Required work
Find all lines in the listing that include the word "with", then copy them.

Input for this task
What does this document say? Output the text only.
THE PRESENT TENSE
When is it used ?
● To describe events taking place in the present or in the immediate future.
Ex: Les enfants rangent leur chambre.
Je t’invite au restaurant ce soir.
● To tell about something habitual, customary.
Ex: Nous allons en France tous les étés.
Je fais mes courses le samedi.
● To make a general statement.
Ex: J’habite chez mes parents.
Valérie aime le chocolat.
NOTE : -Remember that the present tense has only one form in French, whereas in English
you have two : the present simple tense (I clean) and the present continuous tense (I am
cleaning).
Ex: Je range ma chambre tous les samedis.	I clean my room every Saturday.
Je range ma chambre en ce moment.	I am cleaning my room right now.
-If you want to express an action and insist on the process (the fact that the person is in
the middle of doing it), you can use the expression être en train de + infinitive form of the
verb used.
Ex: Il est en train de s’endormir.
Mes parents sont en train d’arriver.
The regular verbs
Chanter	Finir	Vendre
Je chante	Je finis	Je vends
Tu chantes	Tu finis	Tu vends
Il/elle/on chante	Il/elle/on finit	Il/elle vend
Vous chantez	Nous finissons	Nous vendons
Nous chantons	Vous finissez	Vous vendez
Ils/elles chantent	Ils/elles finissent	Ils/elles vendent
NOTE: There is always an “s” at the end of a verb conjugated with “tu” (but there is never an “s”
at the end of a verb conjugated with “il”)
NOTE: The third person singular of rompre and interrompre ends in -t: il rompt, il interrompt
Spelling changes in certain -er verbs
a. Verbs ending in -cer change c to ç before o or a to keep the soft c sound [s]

* * *

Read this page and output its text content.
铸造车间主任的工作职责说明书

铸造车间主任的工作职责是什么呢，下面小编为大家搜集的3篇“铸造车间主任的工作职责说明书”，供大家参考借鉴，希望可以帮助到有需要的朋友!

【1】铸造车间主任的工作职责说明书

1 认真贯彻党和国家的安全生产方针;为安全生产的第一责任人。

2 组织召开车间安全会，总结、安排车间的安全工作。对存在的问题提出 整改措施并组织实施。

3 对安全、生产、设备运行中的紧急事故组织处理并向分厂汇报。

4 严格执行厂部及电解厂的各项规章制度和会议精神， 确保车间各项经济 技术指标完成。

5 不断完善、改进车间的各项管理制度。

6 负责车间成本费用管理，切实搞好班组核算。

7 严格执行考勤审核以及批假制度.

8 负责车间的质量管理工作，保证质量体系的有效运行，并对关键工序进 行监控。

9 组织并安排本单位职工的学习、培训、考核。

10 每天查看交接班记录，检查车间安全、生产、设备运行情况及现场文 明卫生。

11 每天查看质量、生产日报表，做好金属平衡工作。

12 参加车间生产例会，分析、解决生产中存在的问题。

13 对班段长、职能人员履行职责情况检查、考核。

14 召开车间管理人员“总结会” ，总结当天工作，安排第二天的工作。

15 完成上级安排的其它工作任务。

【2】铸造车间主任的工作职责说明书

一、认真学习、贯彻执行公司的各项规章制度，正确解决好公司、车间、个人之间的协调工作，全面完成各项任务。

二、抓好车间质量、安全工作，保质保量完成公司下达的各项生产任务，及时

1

* * *

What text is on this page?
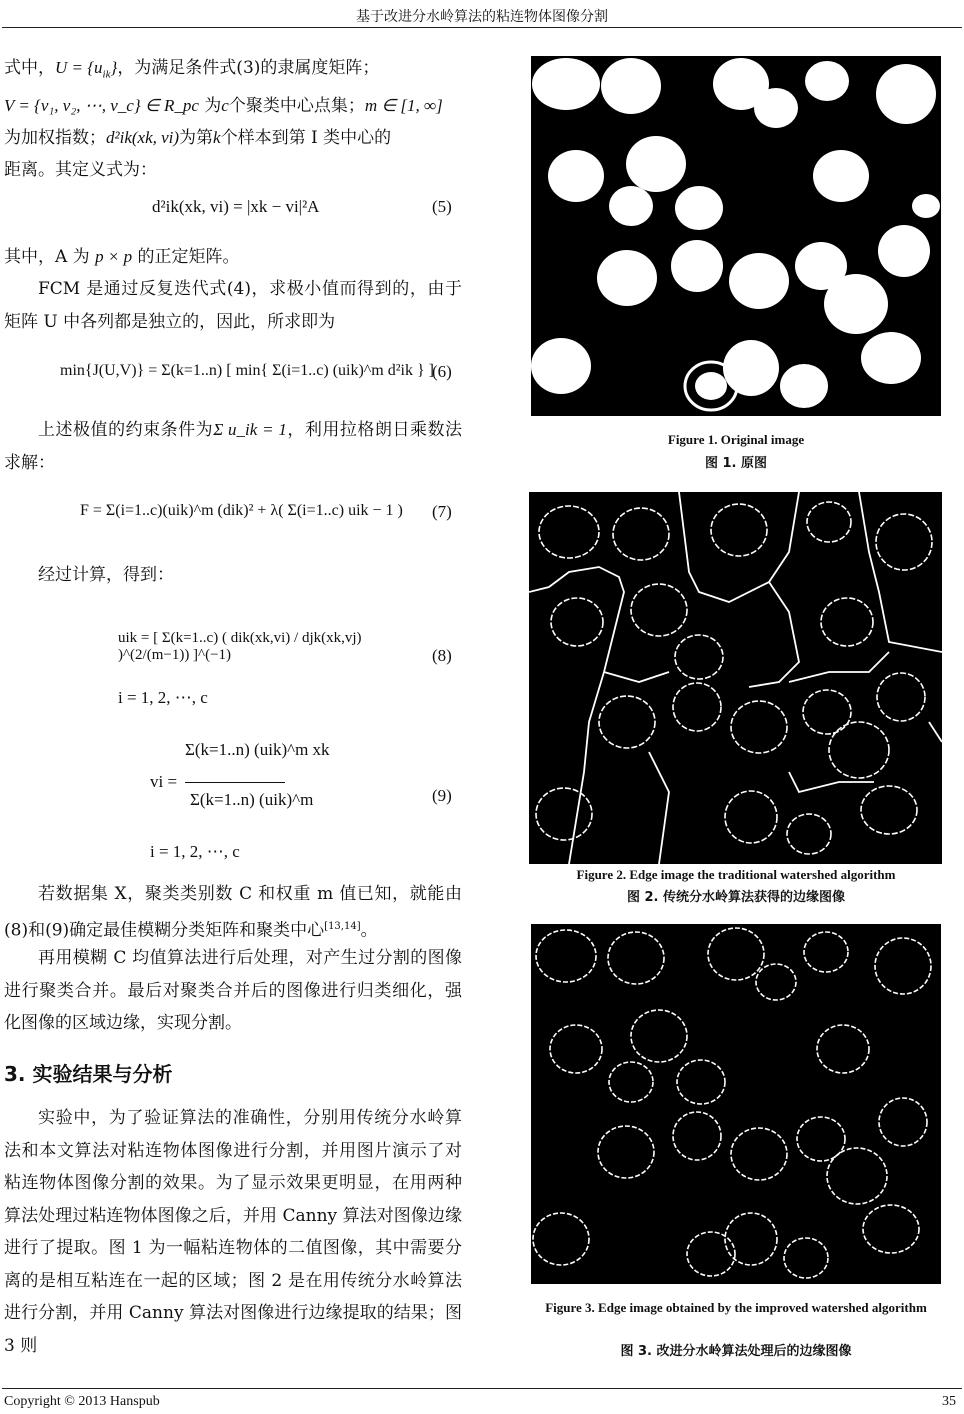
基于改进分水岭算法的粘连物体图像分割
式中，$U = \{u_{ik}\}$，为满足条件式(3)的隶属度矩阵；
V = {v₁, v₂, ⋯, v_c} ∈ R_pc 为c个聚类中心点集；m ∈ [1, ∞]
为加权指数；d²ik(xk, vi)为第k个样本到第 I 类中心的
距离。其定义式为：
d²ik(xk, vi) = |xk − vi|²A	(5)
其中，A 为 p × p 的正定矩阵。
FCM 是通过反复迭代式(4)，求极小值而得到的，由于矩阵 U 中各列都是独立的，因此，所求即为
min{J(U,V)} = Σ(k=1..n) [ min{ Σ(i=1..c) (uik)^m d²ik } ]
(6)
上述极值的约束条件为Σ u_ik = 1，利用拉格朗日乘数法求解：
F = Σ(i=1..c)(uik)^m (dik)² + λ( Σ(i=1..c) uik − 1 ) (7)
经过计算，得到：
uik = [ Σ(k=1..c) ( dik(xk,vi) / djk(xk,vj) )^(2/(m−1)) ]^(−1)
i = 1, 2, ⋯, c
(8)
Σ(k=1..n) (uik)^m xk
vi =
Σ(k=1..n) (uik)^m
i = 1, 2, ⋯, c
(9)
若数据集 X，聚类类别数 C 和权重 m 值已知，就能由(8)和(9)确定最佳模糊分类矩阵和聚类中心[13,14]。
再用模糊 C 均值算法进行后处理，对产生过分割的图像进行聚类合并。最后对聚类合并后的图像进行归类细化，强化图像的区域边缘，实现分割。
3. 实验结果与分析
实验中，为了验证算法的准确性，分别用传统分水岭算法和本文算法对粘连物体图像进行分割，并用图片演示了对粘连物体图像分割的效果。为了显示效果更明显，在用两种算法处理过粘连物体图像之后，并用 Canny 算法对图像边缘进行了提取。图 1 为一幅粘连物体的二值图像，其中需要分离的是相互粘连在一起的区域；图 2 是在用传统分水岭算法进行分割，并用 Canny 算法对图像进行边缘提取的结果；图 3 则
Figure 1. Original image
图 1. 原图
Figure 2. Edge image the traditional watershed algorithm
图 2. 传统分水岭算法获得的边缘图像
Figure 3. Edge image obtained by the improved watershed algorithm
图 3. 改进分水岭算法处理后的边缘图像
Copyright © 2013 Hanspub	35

Solution to the problem
NOTE: There is always an “s” at the end of a verb conjugated with “tu” (but there is never an “s”
at the end of a verb conjugated with “il”)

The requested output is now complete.